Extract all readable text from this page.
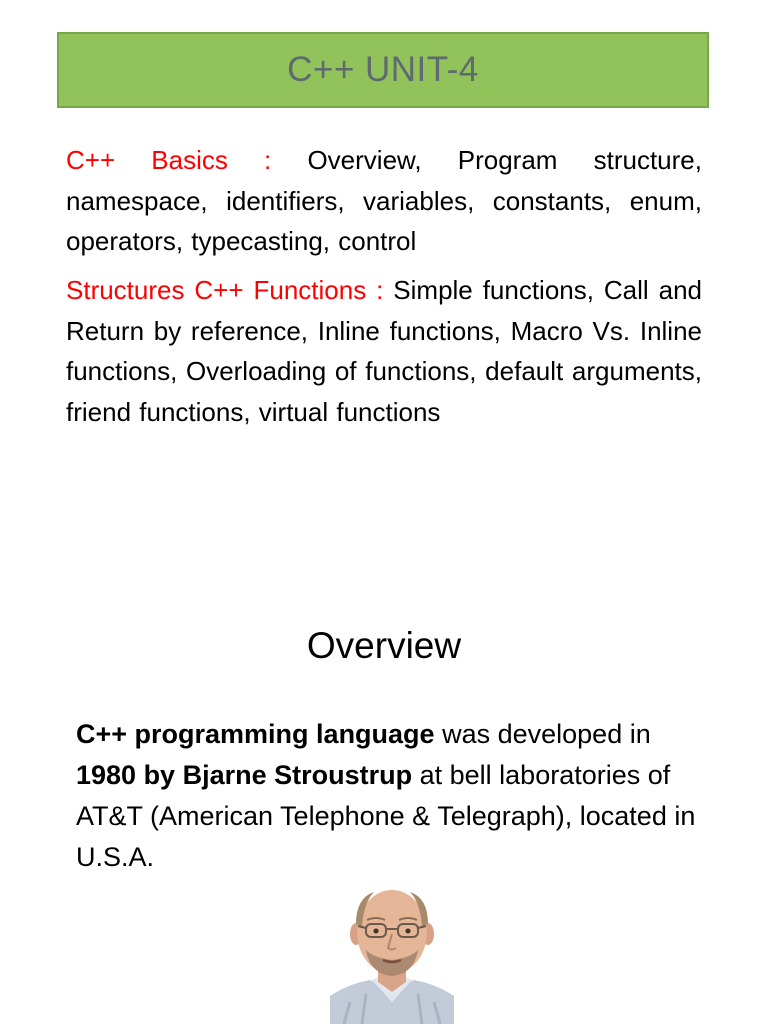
C++ UNIT-4
C++ Basics : Overview, Program structure, namespace, identifiers, variables, constants, enum, operators, typecasting, control
Structures C++ Functions : Simple functions, Call and Return by reference, Inline functions, Macro Vs. Inline functions, Overloading of functions, default arguments, friend functions, virtual functions
Overview
C++ programming language was developed in
1980 by Bjarne Stroustrup at bell laboratories of AT&T (American Telephone & Telegraph), located in U.S.A.
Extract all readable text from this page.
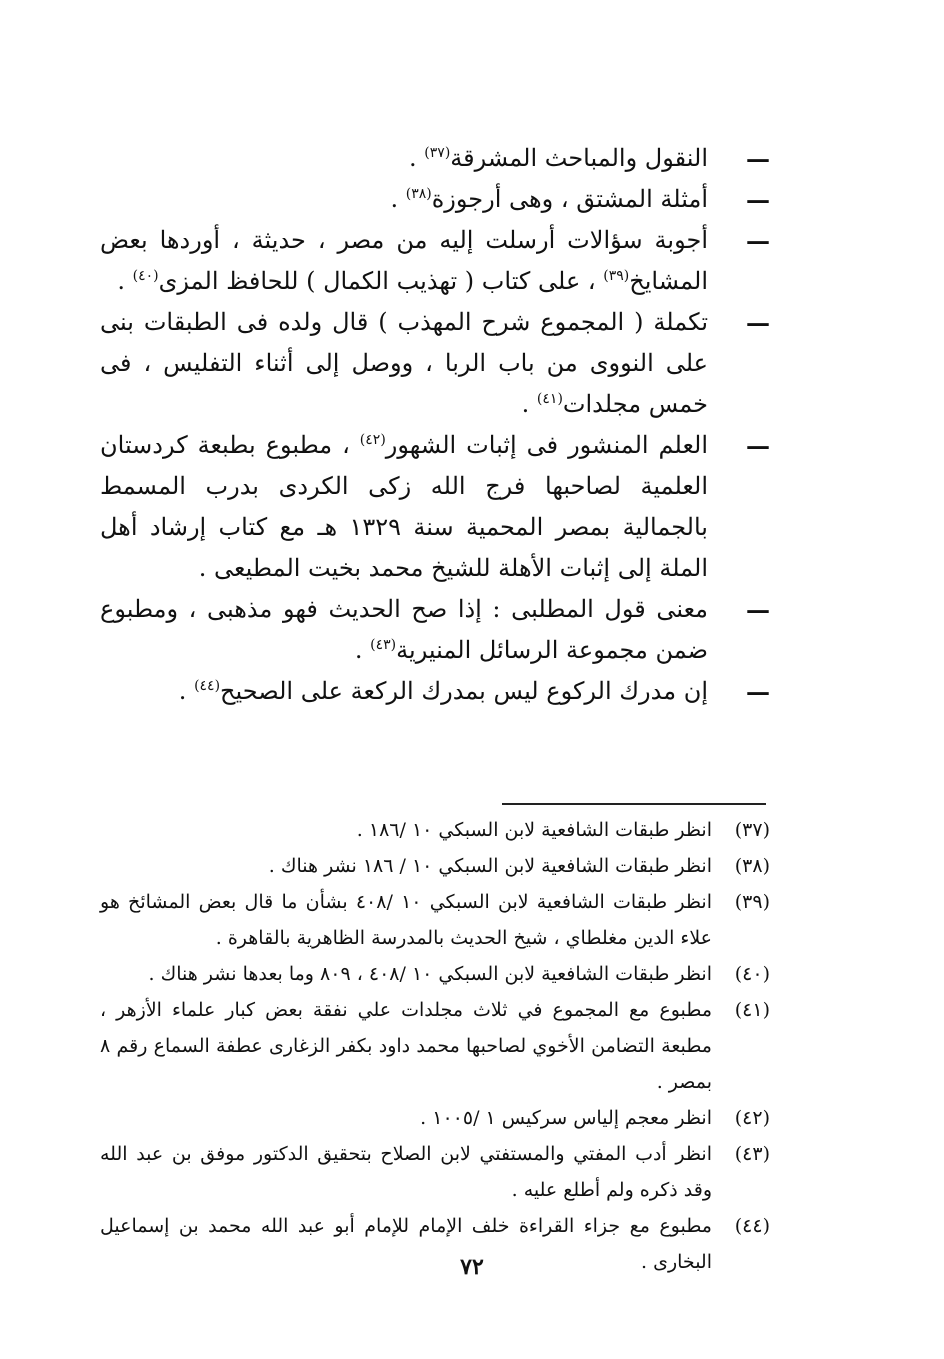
—
النقول والمباحث المشرقة$^{(٣٧)}$ .
—
أمثلة المشتق ، وهى أرجوزة$^{(٣٨)}$ .
—
أجوبة سؤالات أرسلت إليه من مصر ، حديثة ، أوردها بعض المشايخ$^{(٣٩)}$ ، على كتاب ( تهذيب الكمال ) للحافظ المزى$^{(٤٠)}$ .
—
تكملة ( المجموع شرح المهذب ) قال ولده فى الطبقات بنى على النووى من باب الربا ، ووصل إلى أثناء التفليس ، فى خمس مجلدات$^{(٤١)}$ .
—
العلم المنشور فى إثبات الشهور$^{(٤٢)}$ ، مطبوع بطبعة كردستان العلمية لصاحبها فرج الله زكى الكردى بدرب المسمط بالجمالية بمصر المحمية سنة ١٣٢٩ هـ مع كتاب إرشاد أهل الملة إلى إثبات الأهلة للشيخ محمد بخيت المطيعى .
—
معنى قول المطلبى : إذا صح الحديث فهو مذهبى ، ومطبوع ضمن مجموعة الرسائل المنيرية$^{(٤٣)}$ .
—
إن مدرك الركوع ليس بمدرك الركعة على الصحيح$^{(٤٤)}$ .
(٣٧)
انظر طبقات الشافعية لابن السبكي ١٠ /١٨٦ .
(٣٨)
انظر طبقات الشافعية لابن السبكي ١٠ / ١٨٦ نشر هناك .
(٣٩)
انظر طبقات الشافعية لابن السبكي ١٠ /٤٠٨ بشأن ما قال بعض المشائخ هو علاء الدين مغلطاي ، شيخ الحديث بالمدرسة الظاهرية بالقاهرة .
(٤٠)
انظر طبقات الشافعية لابن السبكي ١٠ /٤٠٨ ، ٨٠٩ وما بعدها نشر هناك .
(٤١)
مطبوع مع المجموع في ثلاث مجلدات علي نفقة بعض كبار علماء الأزهر ، مطبعة التضامن الأخوي لصاحبها محمد داود بكفر الزغارى عطفة السماع رقم ٨ بمصر .
(٤٢)
انظر معجم إلياس سركيس ١ /١٠٠٥ .
(٤٣)
انظر أدب المفتي والمستفتي لابن الصلاح بتحقيق الدكتور موفق بن عبد الله وقد ذكره ولم أطلع عليه .
(٤٤)
مطبوع مع جزاء القراءة خلف الإمام للإمام أبو عبد الله محمد بن إسماعيل البخارى .
٧٢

##########

# [Short exercise]
What is the number of lines above that contain the string "الحديث"? Answer with the number alone.

# [Solution for this task]
2